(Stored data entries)

++++++

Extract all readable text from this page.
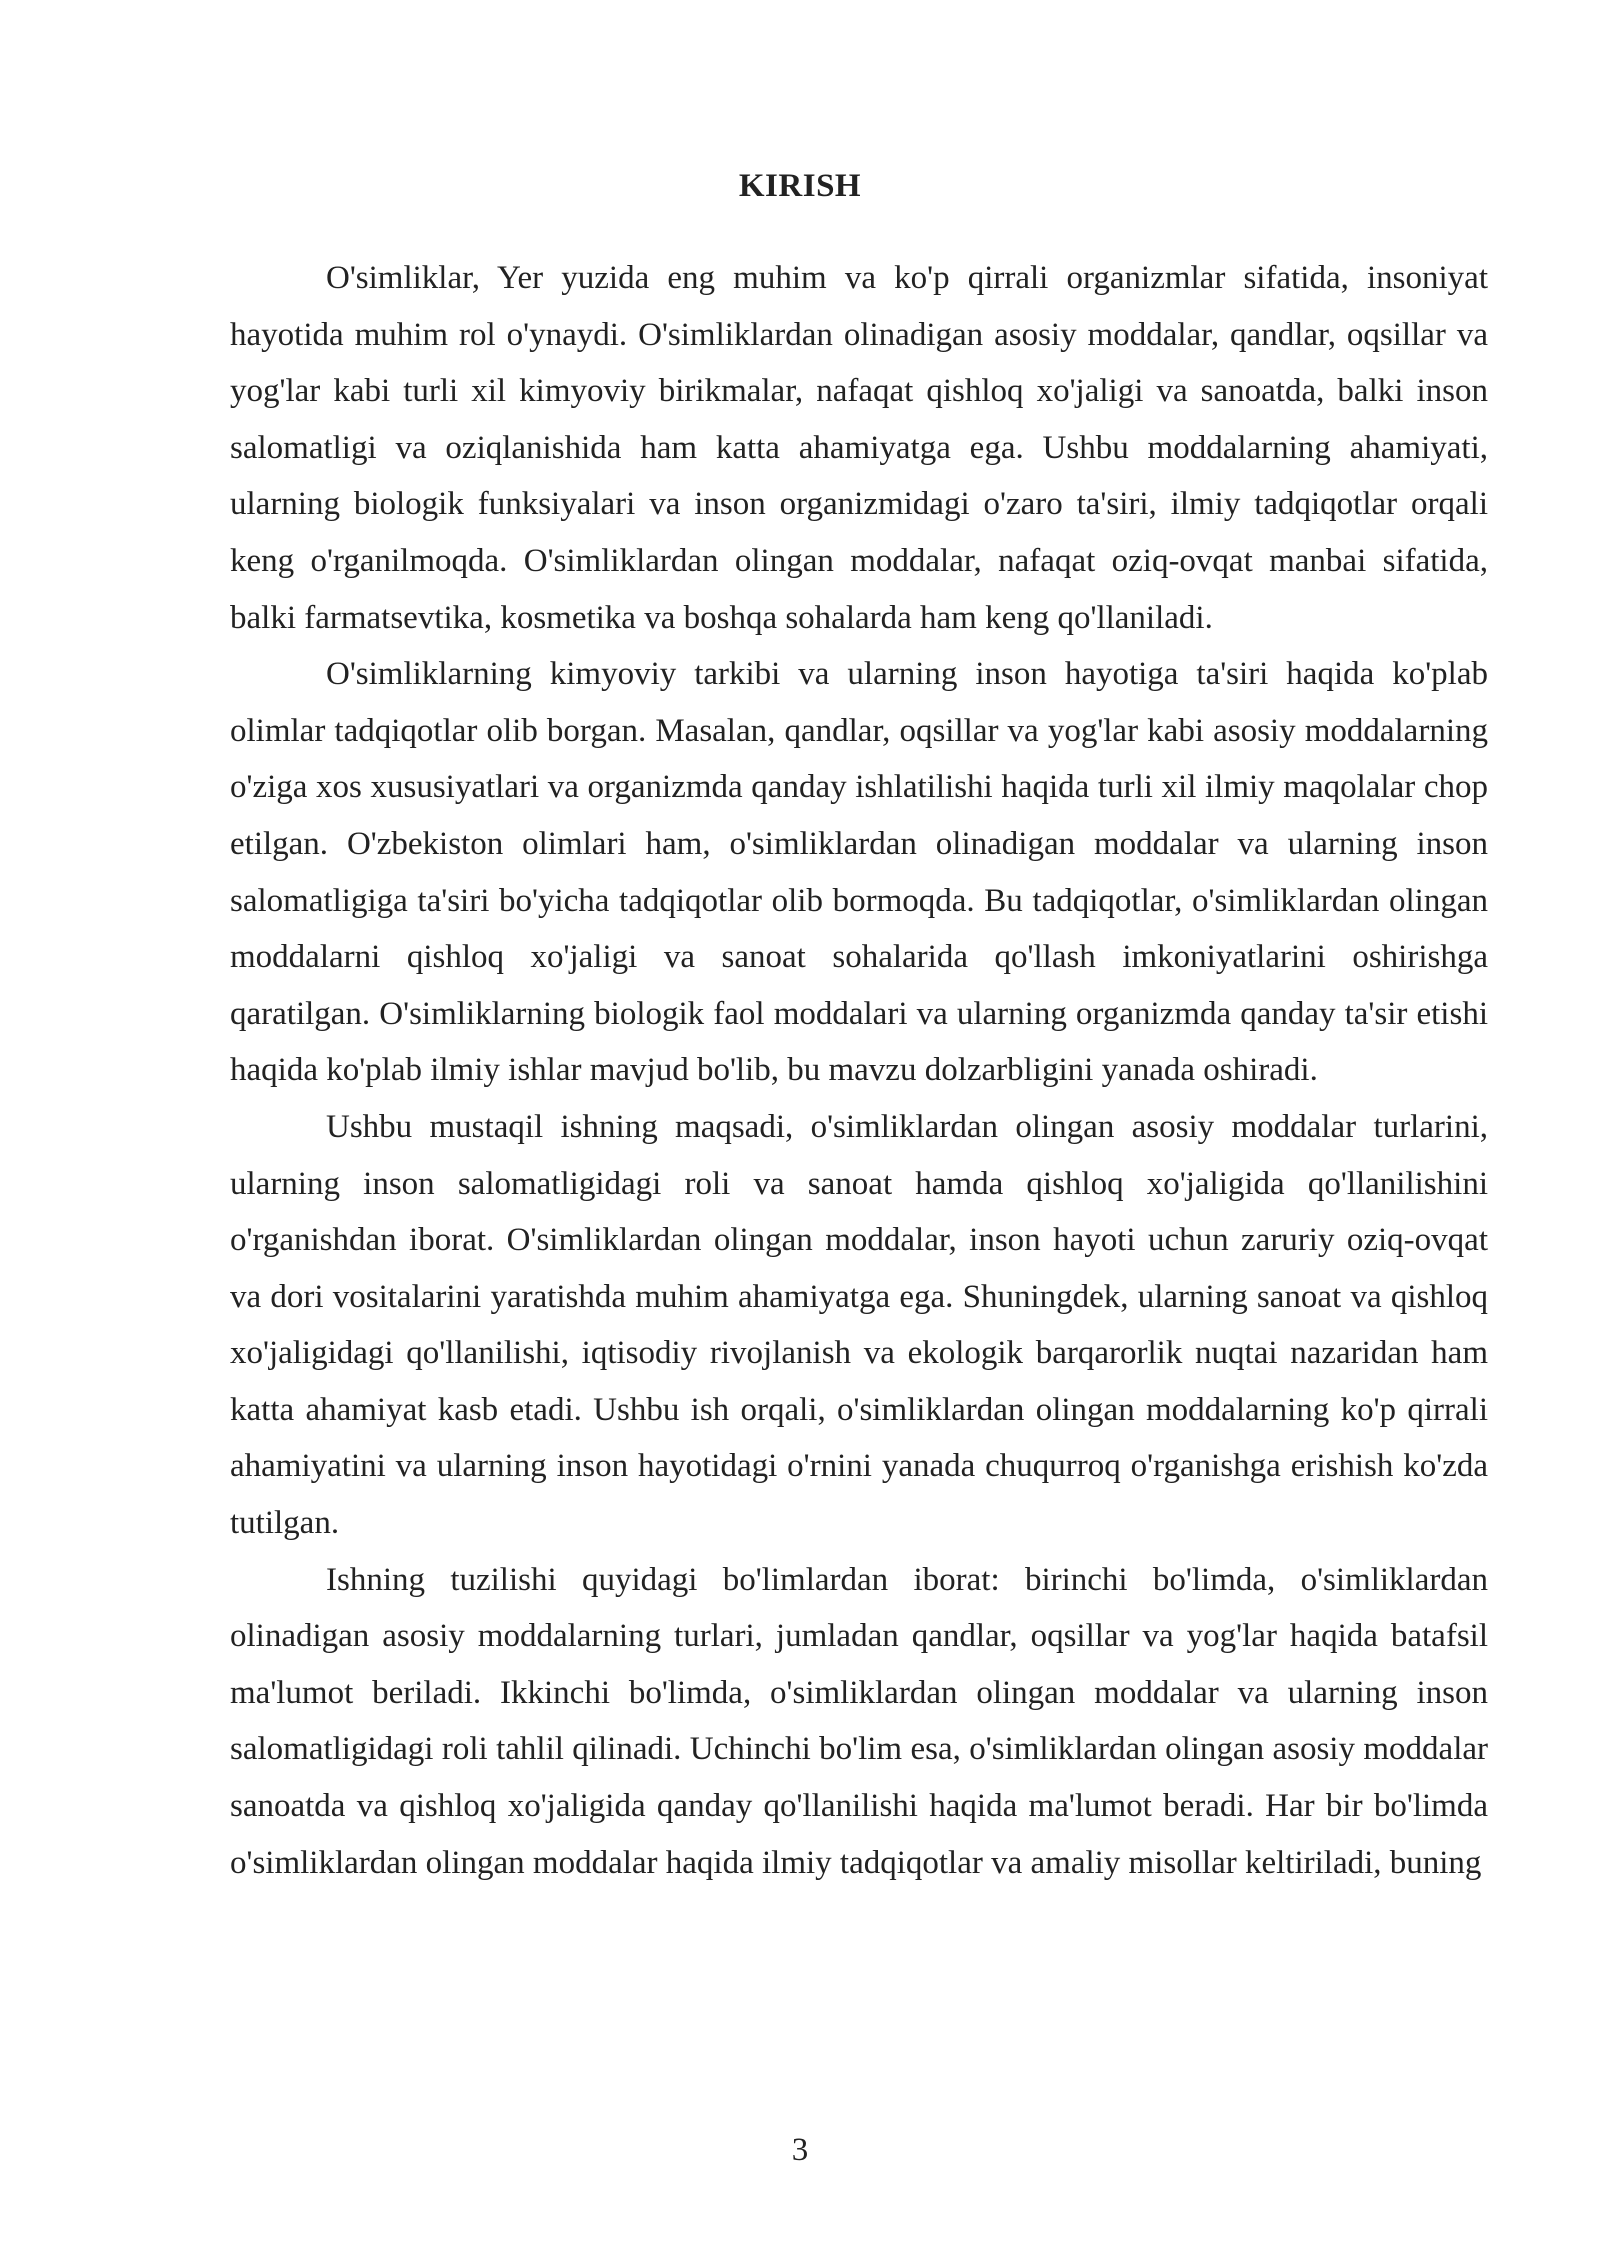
KIRISH

O'simliklar, Yer yuzida eng muhim va ko'p qirrali organizmlar sifatida, insoniyat hayotida muhim rol o'ynaydi. O'simliklardan olinadigan asosiy moddalar, qandlar, oqsillar va yog'lar kabi turli xil kimyoviy birikmalar, nafaqat qishloq xo'jaligi va sanoatda, balki inson salomatligi va oziqlanishida ham katta ahamiyatga ega. Ushbu moddalarning ahamiyati, ularning biologik funksiyalari va inson organizmidagi o'zaro ta'siri, ilmiy tadqiqotlar orqali keng o'rganilmoqda. O'simliklardan olingan moddalar, nafaqat oziq-ovqat manbai sifatida, balki farmatsevtika, kosmetika va boshqa sohalarda ham keng qo'llaniladi.

O'simliklarning kimyoviy tarkibi va ularning inson hayotiga ta'siri haqida ko'plab olimlar tadqiqotlar olib borgan. Masalan, qandlar, oqsillar va yog'lar kabi asosiy moddalarning o'ziga xos xususiyatlari va organizmda qanday ishlatilishi haqida turli xil ilmiy maqolalar chop etilgan. O'zbekiston olimlari ham, o'simliklardan olinadigan moddalar va ularning inson salomatligiga ta'siri bo'yicha tadqiqotlar olib bormoqda. Bu tadqiqotlar, o'simliklardan olingan moddalarni qishloq xo'jaligi va sanoat sohalarida qo'llash imkoniyatlarini oshirishga qaratilgan. O'simliklarning biologik faol moddalari va ularning organizmda qanday ta'sir etishi haqida ko'plab ilmiy ishlar mavjud bo'lib, bu mavzu dolzarbligini yanada oshiradi.

Ushbu mustaqil ishning maqsadi, o'simliklardan olingan asosiy moddalar turlarini, ularning inson salomatligidagi roli va sanoat hamda qishloq xo'jaligida qo'llanilishini o'rganishdan iborat. O'simliklardan olingan moddalar, inson hayoti uchun zaruriy oziq-ovqat va dori vositalarini yaratishda muhim ahamiyatga ega. Shuningdek, ularning sanoat va qishloq xo'jaligidagi qo'llanilishi, iqtisodiy rivojlanish va ekologik barqarorlik nuqtai nazaridan ham katta ahamiyat kasb etadi. Ushbu ish orqali, o'simliklardan olingan moddalarning ko'p qirrali ahamiyatini va ularning inson hayotidagi o'rnini yanada chuqurroq o'rganishga erishish ko'zda tutilgan.

Ishning tuzilishi quyidagi bo'limlardan iborat: birinchi bo'limda, o'simliklardan olinadigan asosiy moddalarning turlari, jumladan qandlar, oqsillar va yog'lar haqida batafsil ma'lumot beriladi. Ikkinchi bo'limda, o'simliklardan olingan moddalar va ularning inson salomatligidagi roli tahlil qilinadi. Uchinchi bo'lim esa, o'simliklardan olingan asosiy moddalar sanoatda va qishloq xo'jaligida qanday qo'llanilishi haqida ma'lumot beradi. Har bir bo'limda o'simliklardan olingan moddalar haqida ilmiy tadqiqotlar va amaliy misollar keltiriladi, buning

3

++++++

◆ Required work
Images in the records should not be copied. Repeat all the rest exactly.

◆ Written answer
Extract all readable text from this page.
KIRISH

O'simliklar, Yer yuzida eng muhim va ko'p qirrali organizmlar sifatida, insoniyat hayotida muhim rol o'ynaydi. O'simliklardan olinadigan asosiy moddalar, qandlar, oqsillar va yog'lar kabi turli xil kimyoviy birikmalar, nafaqat qishloq xo'jaligi va sanoatda, balki inson salomatligi va oziqlanishida ham katta ahamiyatga ega. Ushbu moddalarning ahamiyati, ularning biologik funksiyalari va inson organizmidagi o'zaro ta'siri, ilmiy tadqiqotlar orqali keng o'rganilmoqda. O'simliklardan olingan moddalar, nafaqat oziq-ovqat manbai sifatida, balki farmatsevtika, kosmetika va boshqa sohalarda ham keng qo'llaniladi.

O'simliklarning kimyoviy tarkibi va ularning inson hayotiga ta'siri haqida ko'plab olimlar tadqiqotlar olib borgan. Masalan, qandlar, oqsillar va yog'lar kabi asosiy moddalarning o'ziga xos xususiyatlari va organizmda qanday ishlatilishi haqida turli xil ilmiy maqolalar chop etilgan. O'zbekiston olimlari ham, o'simliklardan olinadigan moddalar va ularning inson salomatligiga ta'siri bo'yicha tadqiqotlar olib bormoqda. Bu tadqiqotlar, o'simliklardan olingan moddalarni qishloq xo'jaligi va sanoat sohalarida qo'llash imkoniyatlarini oshirishga qaratilgan. O'simliklarning biologik faol moddalari va ularning organizmda qanday ta'sir etishi haqida ko'plab ilmiy ishlar mavjud bo'lib, bu mavzu dolzarbligini yanada oshiradi.

Ushbu mustaqil ishning maqsadi, o'simliklardan olingan asosiy moddalar turlarini, ularning inson salomatligidagi roli va sanoat hamda qishloq xo'jaligida qo'llanilishini o'rganishdan iborat. O'simliklardan olingan moddalar, inson hayoti uchun zaruriy oziq-ovqat va dori vositalarini yaratishda muhim ahamiyatga ega. Shuningdek, ularning sanoat va qishloq xo'jaligidagi qo'llanilishi, iqtisodiy rivojlanish va ekologik barqarorlik nuqtai nazaridan ham katta ahamiyat kasb etadi. Ushbu ish orqali, o'simliklardan olingan moddalarning ko'p qirrali ahamiyatini va ularning inson hayotidagi o'rnini yanada chuqurroq o'rganishga erishish ko'zda tutilgan.

Ishning tuzilishi quyidagi bo'limlardan iborat: birinchi bo'limda, o'simliklardan olinadigan asosiy moddalarning turlari, jumladan qandlar, oqsillar va yog'lar haqida batafsil ma'lumot beriladi. Ikkinchi bo'limda, o'simliklardan olingan moddalar va ularning inson salomatligidagi roli tahlil qilinadi. Uchinchi bo'lim esa, o'simliklardan olingan asosiy moddalar sanoatda va qishloq xo'jaligida qanday qo'llanilishi haqida ma'lumot beradi. Har bir bo'limda o'simliklardan olingan moddalar haqida ilmiy tadqiqotlar va amaliy misollar keltiriladi, buning

3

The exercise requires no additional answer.